→ Supplied entries:
════════════════════

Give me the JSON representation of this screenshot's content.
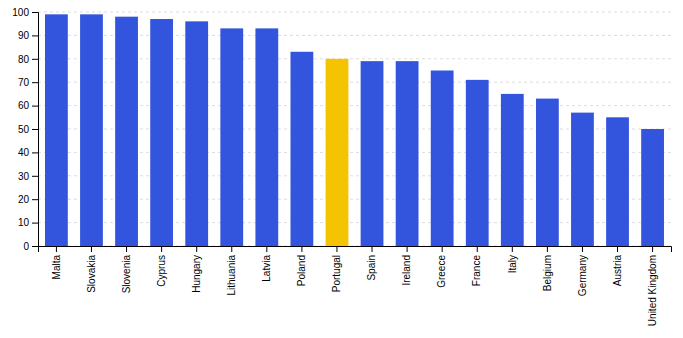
{
  "chart_data": {
    "type": "bar",
    "categories": [
      "Malta",
      "Slovakia",
      "Slovenia",
      "Cyprus",
      "Hungary",
      "Lithuania",
      "Latvia",
      "Poland",
      "Portugal",
      "Spain",
      "Ireland",
      "Greece",
      "France",
      "Italy",
      "Belgium",
      "Germany",
      "Austria",
      "United Kingdom"
    ],
    "values": [
      99,
      99,
      98,
      97,
      96,
      93,
      93,
      83,
      80,
      79,
      79,
      75,
      71,
      65,
      63,
      57,
      55,
      50
    ],
    "colors": [
      "#3355dd",
      "#3355dd",
      "#3355dd",
      "#3355dd",
      "#3355dd",
      "#3355dd",
      "#3355dd",
      "#3355dd",
      "#f5c400",
      "#3355dd",
      "#3355dd",
      "#3355dd",
      "#3355dd",
      "#3355dd",
      "#3355dd",
      "#3355dd",
      "#3355dd",
      "#3355dd"
    ],
    "ylim": [
      0,
      100
    ],
    "yticks": [
      0,
      10,
      20,
      30,
      40,
      50,
      60,
      70,
      80,
      90,
      100
    ],
    "grid": true
  }
}
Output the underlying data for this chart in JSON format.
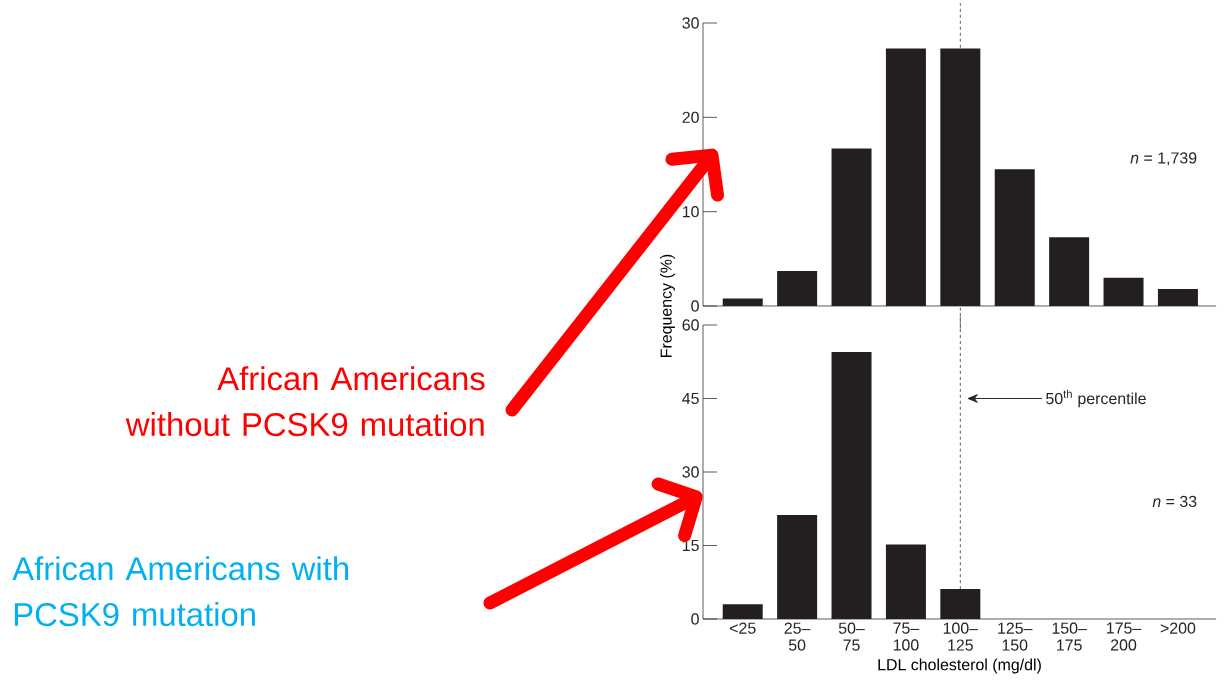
{
  "chart_data": [
    {
      "type": "bar",
      "categories": [
        "<25",
        "25–50",
        "50–75",
        "75–100",
        "100–125",
        "125–150",
        "150–175",
        "175–200",
        ">200"
      ],
      "values": [
        0.8,
        3.7,
        16.7,
        27.3,
        27.3,
        14.5,
        7.3,
        3.0,
        1.8
      ],
      "color": "#231f20",
      "ylim": [
        0,
        30
      ],
      "yticks": [
        0,
        10,
        20,
        30
      ],
      "ylabel": "Frequency (%)",
      "tick_labels": "y",
      "ref_lines": [
        {
          "axis": "x",
          "value": "100–125",
          "line_style": "dashed"
        }
      ],
      "annotations": [
        "*n* = 1,739",
        "African Americans without PCSK9 mutation"
      ]
    },
    {
      "type": "bar",
      "categories": [
        "<25",
        "25–50",
        "50–75",
        "75–100",
        "100–125",
        "125–150",
        "150–175",
        "175–200",
        ">200"
      ],
      "values": [
        3.0,
        21.2,
        54.5,
        15.2,
        6.1,
        0,
        0,
        0,
        0
      ],
      "color": "#231f20",
      "ylim": [
        0,
        60
      ],
      "yticks": [
        0,
        15,
        30,
        45,
        60
      ],
      "xlabel": "LDL cholesterol (mg/dl)",
      "ref_lines": [
        {
          "axis": "x",
          "value": "100–125",
          "line_style": "dashed"
        }
      ],
      "annotations": [
        "*n* = 33",
        "African Americans with PCSK9 mutation",
        "50$^{th}$ percentile"
      ]
    }
  ]
}
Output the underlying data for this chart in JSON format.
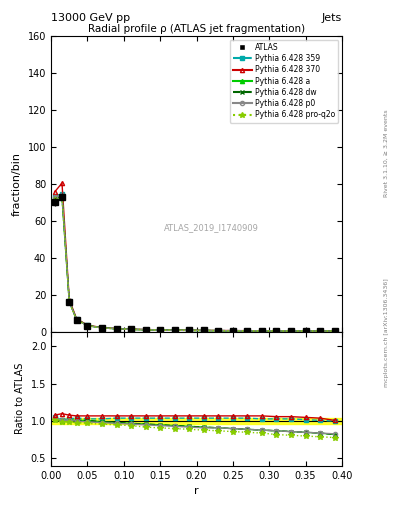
{
  "title": "Radial profile ρ (ATLAS jet fragmentation)",
  "top_left_label": "13000 GeV pp",
  "top_right_label": "Jets",
  "xlabel": "r",
  "ylabel_main": "fraction/bin",
  "ylabel_ratio": "Ratio to ATLAS",
  "right_label1": "Rivet 3.1.10, ≥ 3.2M events",
  "right_label2": "mcplots.cern.ch [arXiv:1306.3436]",
  "watermark": "ATLAS_2019_I1740909",
  "xlim": [
    0,
    0.4
  ],
  "main_ylim": [
    0,
    160
  ],
  "main_yticks": [
    0,
    20,
    40,
    60,
    80,
    100,
    120,
    140,
    160
  ],
  "ratio_ylim": [
    0.4,
    2.2
  ],
  "ratio_yticks": [
    0.5,
    1.0,
    1.5,
    2.0
  ],
  "r_values": [
    0.005,
    0.015,
    0.025,
    0.035,
    0.05,
    0.07,
    0.09,
    0.11,
    0.13,
    0.15,
    0.17,
    0.19,
    0.21,
    0.23,
    0.25,
    0.27,
    0.29,
    0.31,
    0.33,
    0.35,
    0.37,
    0.39
  ],
  "atlas_main": [
    70.0,
    73.0,
    16.0,
    6.5,
    3.2,
    2.0,
    1.5,
    1.2,
    1.0,
    0.85,
    0.75,
    0.65,
    0.58,
    0.52,
    0.47,
    0.43,
    0.4,
    0.37,
    0.35,
    0.33,
    0.31,
    0.29
  ],
  "atlas_err": [
    2.0,
    2.0,
    0.5,
    0.3,
    0.15,
    0.08,
    0.06,
    0.05,
    0.04,
    0.035,
    0.03,
    0.025,
    0.022,
    0.02,
    0.018,
    0.016,
    0.015,
    0.014,
    0.013,
    0.012,
    0.011,
    0.01
  ],
  "p359_ratio": [
    1.05,
    1.02,
    1.03,
    1.04,
    1.03,
    1.03,
    1.04,
    1.04,
    1.04,
    1.04,
    1.04,
    1.04,
    1.04,
    1.04,
    1.04,
    1.04,
    1.03,
    1.03,
    1.03,
    1.02,
    1.01,
    1.0
  ],
  "p370_ratio": [
    1.08,
    1.1,
    1.08,
    1.07,
    1.07,
    1.07,
    1.07,
    1.07,
    1.07,
    1.07,
    1.07,
    1.07,
    1.07,
    1.07,
    1.07,
    1.07,
    1.07,
    1.06,
    1.06,
    1.05,
    1.04,
    1.01
  ],
  "pa_ratio": [
    1.03,
    1.0,
    1.01,
    1.01,
    1.01,
    0.99,
    0.98,
    0.97,
    0.96,
    0.95,
    0.94,
    0.93,
    0.92,
    0.91,
    0.9,
    0.89,
    0.88,
    0.87,
    0.86,
    0.85,
    0.84,
    0.82
  ],
  "pdw_ratio": [
    1.03,
    1.0,
    1.01,
    1.01,
    1.01,
    0.99,
    0.98,
    0.97,
    0.96,
    0.95,
    0.94,
    0.93,
    0.92,
    0.91,
    0.9,
    0.89,
    0.88,
    0.87,
    0.86,
    0.85,
    0.84,
    0.82
  ],
  "pp0_ratio": [
    1.04,
    1.01,
    1.01,
    1.0,
    0.99,
    0.98,
    0.97,
    0.96,
    0.95,
    0.94,
    0.93,
    0.92,
    0.91,
    0.91,
    0.9,
    0.89,
    0.88,
    0.87,
    0.86,
    0.85,
    0.84,
    0.83
  ],
  "pq2o_ratio": [
    1.02,
    0.99,
    0.99,
    0.98,
    0.97,
    0.96,
    0.95,
    0.94,
    0.92,
    0.91,
    0.9,
    0.89,
    0.88,
    0.87,
    0.86,
    0.85,
    0.84,
    0.82,
    0.81,
    0.8,
    0.79,
    0.78
  ],
  "color_359": "#00aaaa",
  "color_370": "#cc0000",
  "color_a": "#00cc00",
  "color_dw": "#006600",
  "color_p0": "#888888",
  "color_q2o": "#88cc00",
  "atlas_color": "#000000",
  "atlas_fill": "#ffff00",
  "atlas_ratio_err": 0.04
}
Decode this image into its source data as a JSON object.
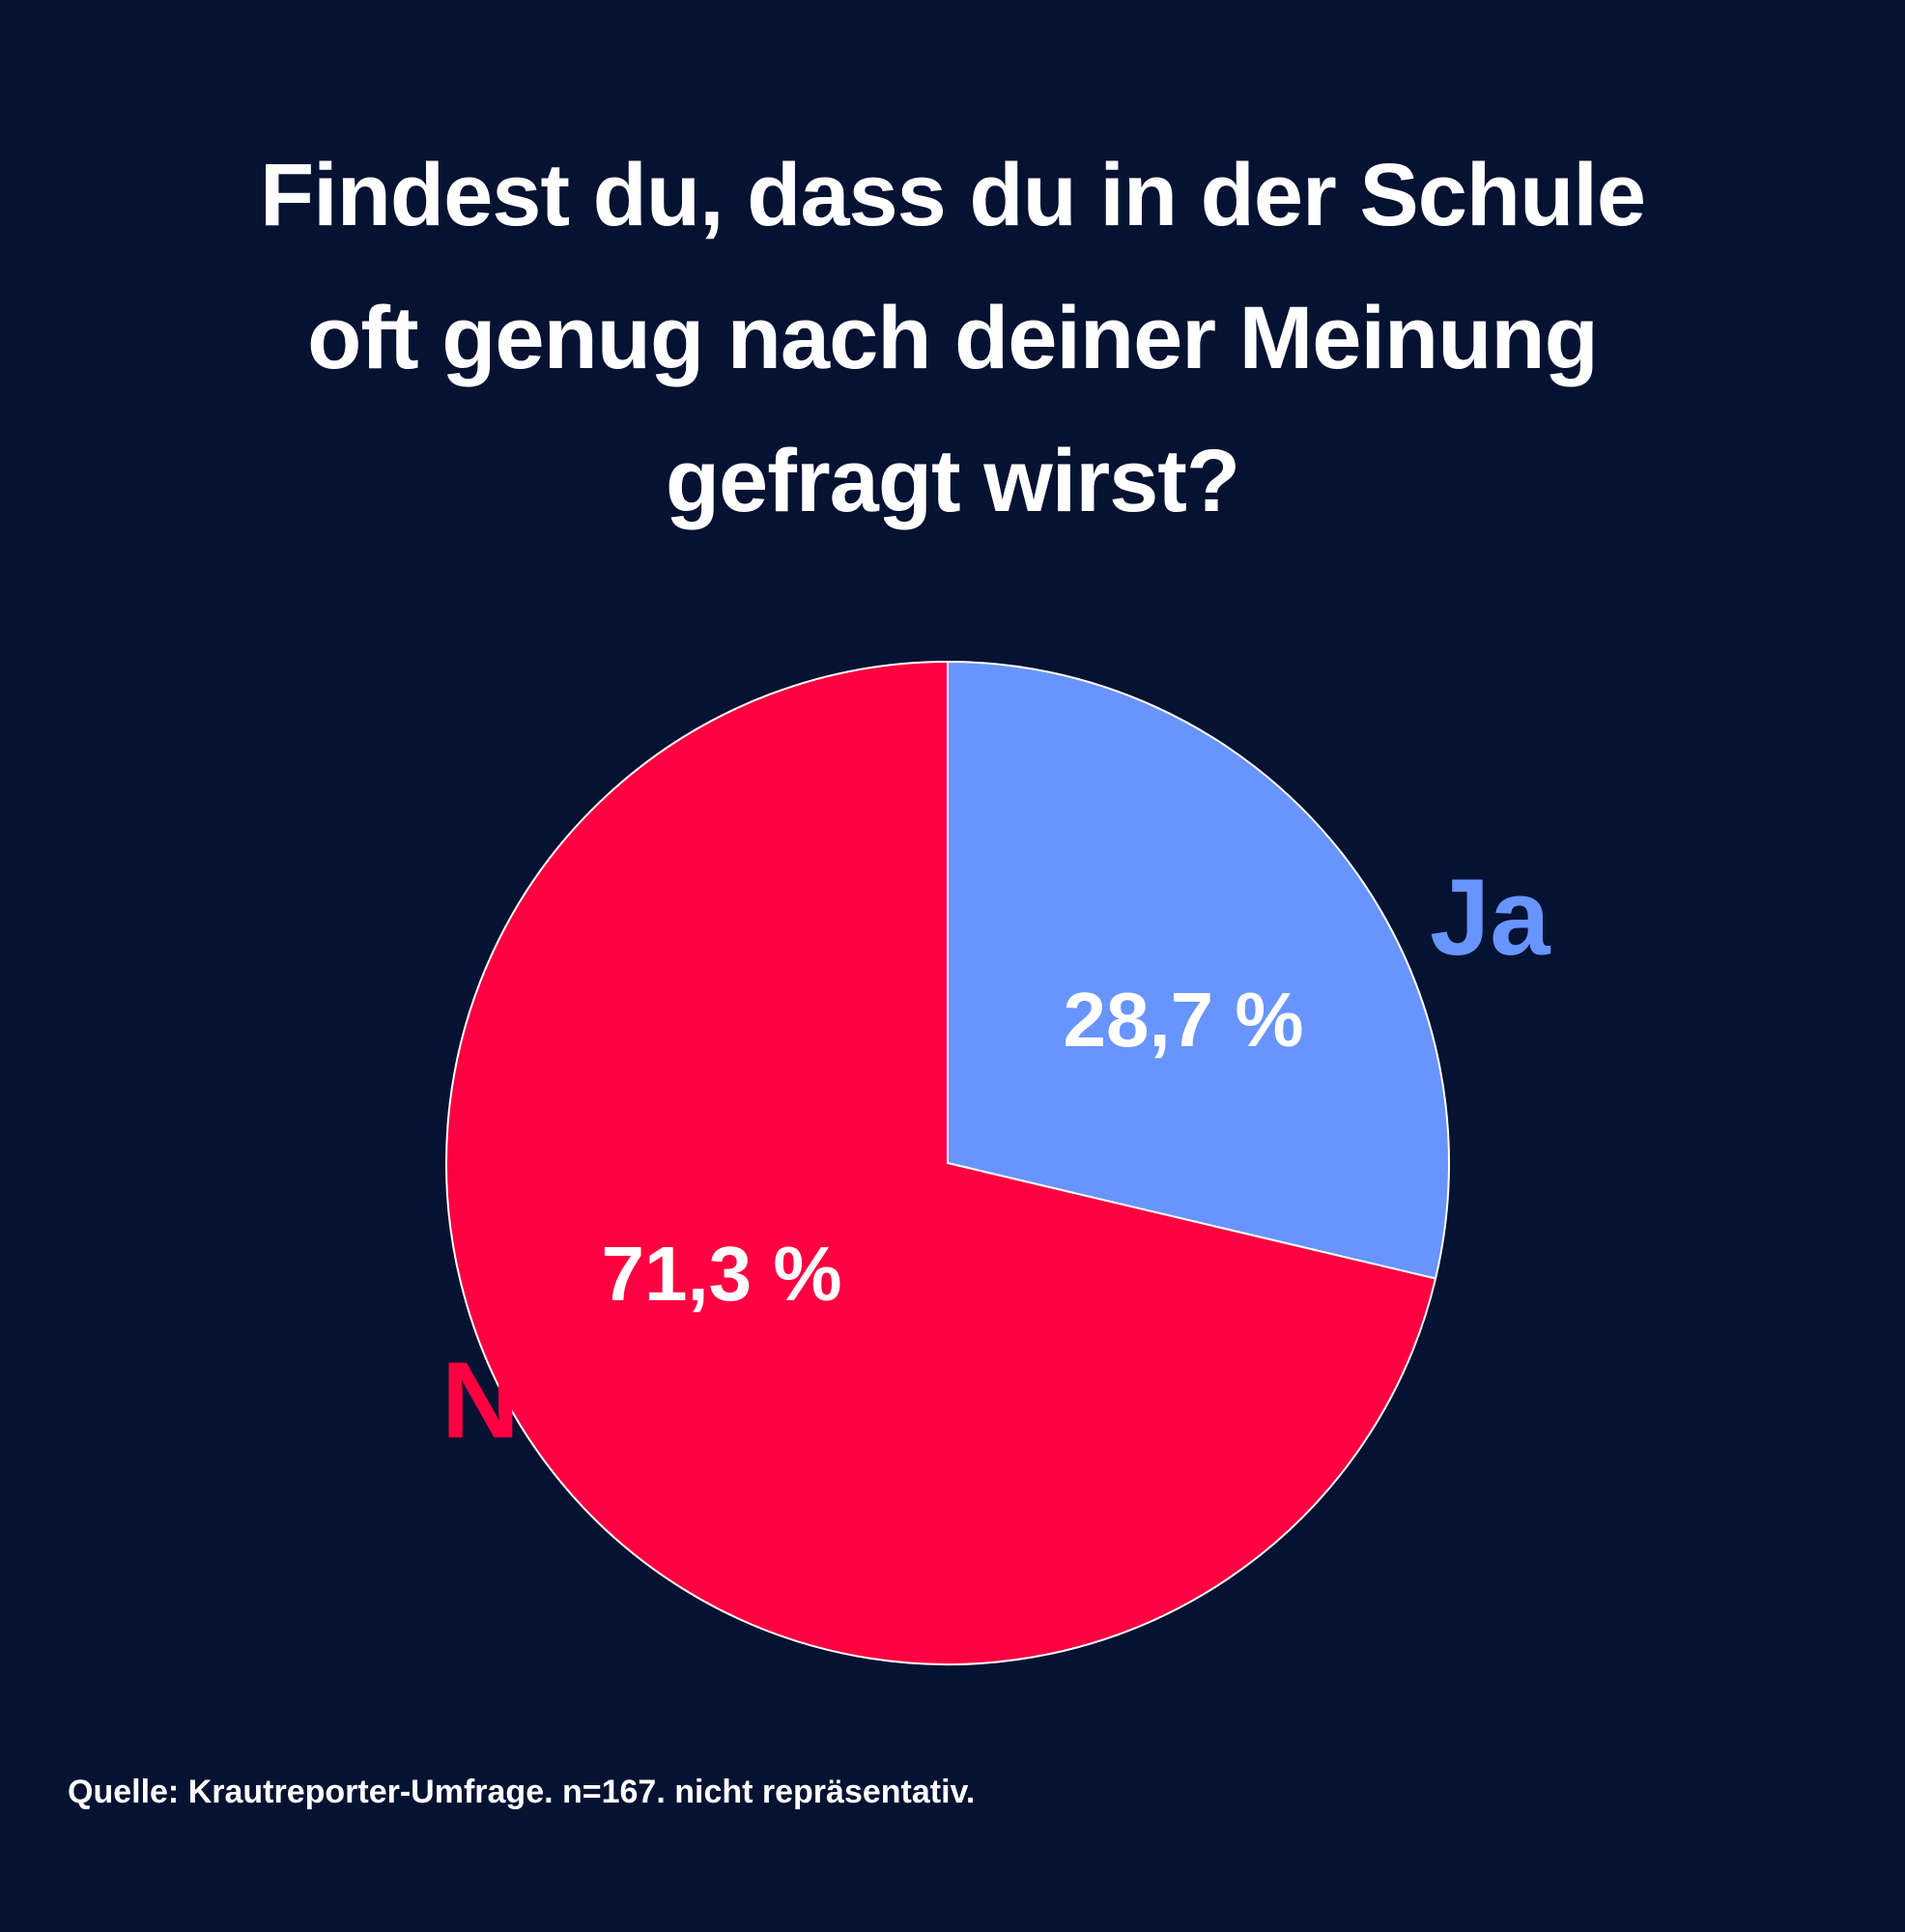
{
  "title_lines": [
    "Findest du, dass du in der Schule",
    "oft genug nach deiner Meinung",
    "gefragt wirst?"
  ],
  "source": "Quelle: Krautreporter-Umfrage. n=167. nicht repräsentativ.",
  "colors": {
    "background": "#061232",
    "ja": "#6894ff",
    "nein": "#ff0040",
    "pct_text": "#ffffff",
    "slice_border": "#ffffff"
  },
  "chart_data": {
    "type": "pie",
    "title": "Findest du, dass du in der Schule oft genug nach deiner Meinung gefragt wirst?",
    "slices": [
      {
        "label": "Ja",
        "value": 28.7,
        "display": "28,7 %",
        "color": "#6894ff"
      },
      {
        "label": "Nein",
        "value": 71.3,
        "display": "71,3 %",
        "color": "#ff0040"
      }
    ],
    "start": "12 o'clock",
    "direction": "clockwise",
    "legend": "labels next to slices"
  }
}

════════════════════

→ What the task requires: In the entries above, locate every line with the word "JSON" and copy it.

→ Response:
Give me the JSON representation of this screenshot's content.
Output the underlying data for this chart in JSON format.
Output the underlying data for this chart in JSON format.
Decode this image into its source data as a JSON object.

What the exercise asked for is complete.